◆ REQUIRED WORK ◆
Pick out the lines below with "ainerlay" and list them.

◆ RECORDED INFORMATION ◆
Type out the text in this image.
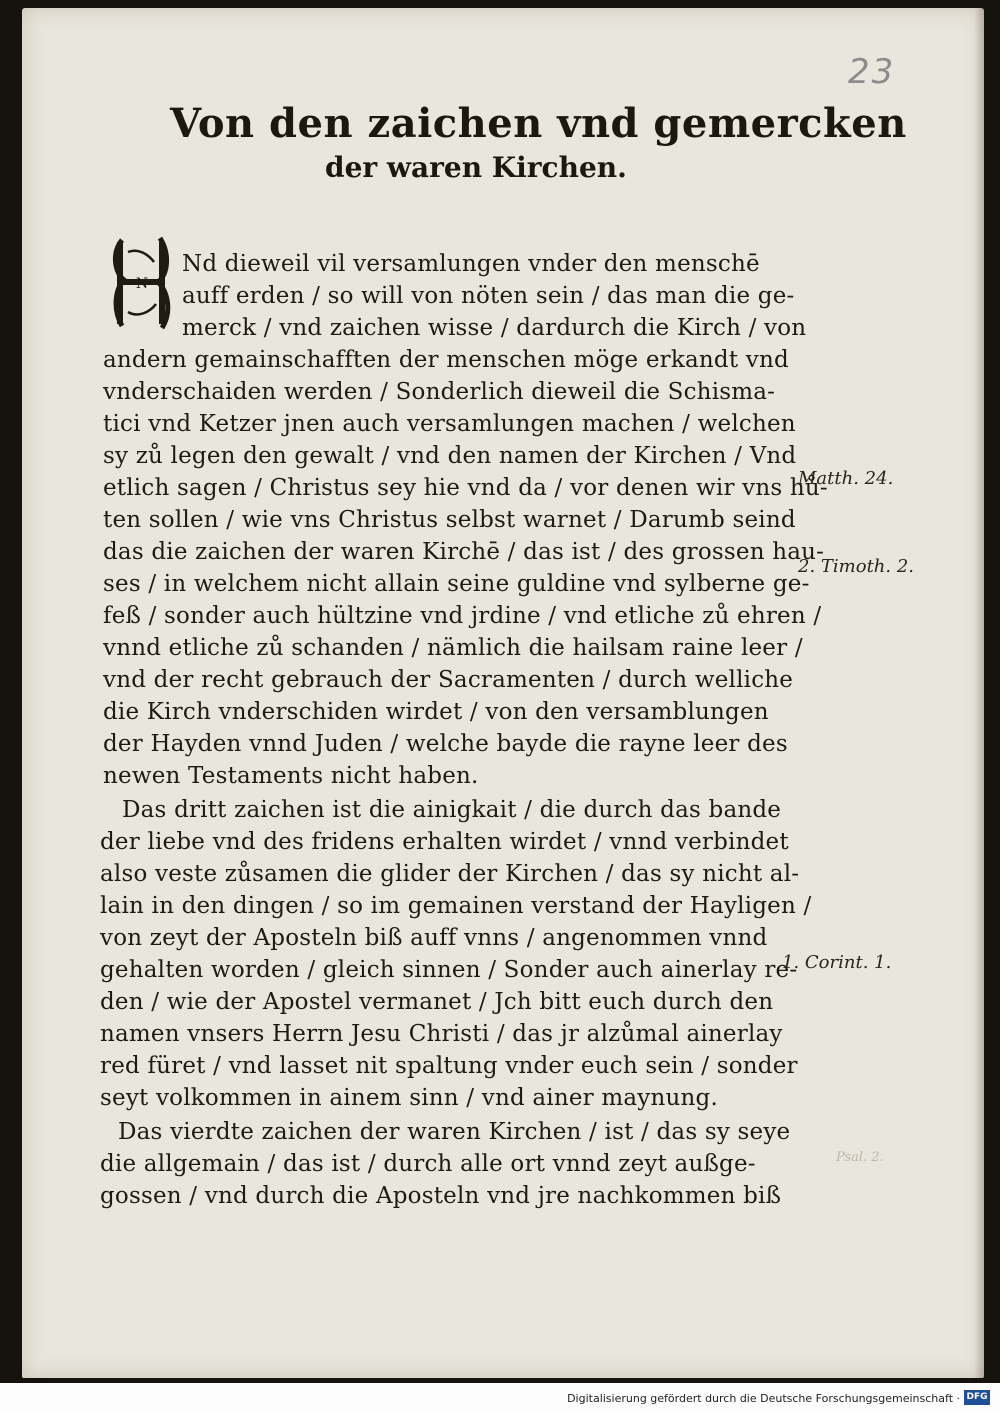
23
Von den zaichen vnd gemercken
der waren Kirchen.
N
Nd dieweil vil versamlungen vnder den menschē
auff erden / so will von nöten sein / das man die ge-
merck / vnd zaichen wisse / dardurch die Kirch / von
andern gemainschafften der menschen möge erkandt vnd
vnderschaiden werden / Sonderlich dieweil die Schisma-
tici vnd Ketzer jnen auch versamlungen machen / welchen
sy zů legen den gewalt / vnd den namen der Kirchen / Vnd
etlich sagen / Christus sey hie vnd da / vor denen wir vns hů-
ten sollen / wie vns Christus selbst warnet / Darumb seind
das die zaichen der waren Kirchē / das ist / des grossen hau-
ses / in welchem nicht allain seine guldine vnd sylberne ge-
feß / sonder auch hültzine vnd jrdine / vnd etliche zů ehren /
vnnd etliche zů schanden / nämlich die hailsam raine leer /
vnd der recht gebrauch der Sacramenten / durch welliche
die Kirch vnderschiden wirdet / von den versamblungen
der Hayden vnnd Juden / welche bayde die rayne leer des
newen Testaments nicht haben.
Das dritt zaichen ist die ainigkait / die durch das bande
der liebe vnd des fridens erhalten wirdet / vnnd verbindet
also veste zůsamen die glider der Kirchen / das sy nicht al-
lain in den dingen / so im gemainen verstand der Hayligen /
von zeyt der Aposteln biß auff vnns / angenommen vnnd
gehalten worden / gleich sinnen / Sonder auch ainerlay re-
den / wie der Apostel vermanet / Jch bitt euch durch den
namen vnsers Herrn Jesu Christi / das jr alzůmal ainerlay
red füret / vnd lasset nit spaltung vnder euch sein / sonder
seyt volkommen in ainem sinn / vnd ainer maynung.
Das vierdte zaichen der waren Kirchen / ist / das sy seye
die allgemain / das ist / durch alle ort vnnd zeyt außge-
gossen / vnd durch die Aposteln vnd jre nachkommen biß
Matth. 24.
2. Timoth. 2.
1. Corint. 1.
Psal. 2.
Digitalisierung gefördert durch die Deutsche Forschungsgemeinschaft · DFG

◆ ANSWER TO THIS TASK ◆
gehalten worden / gleich sinnen / Sonder auch ainerlay re-
namen vnsers Herrn Jesu Christi / das jr alzůmal ainerlay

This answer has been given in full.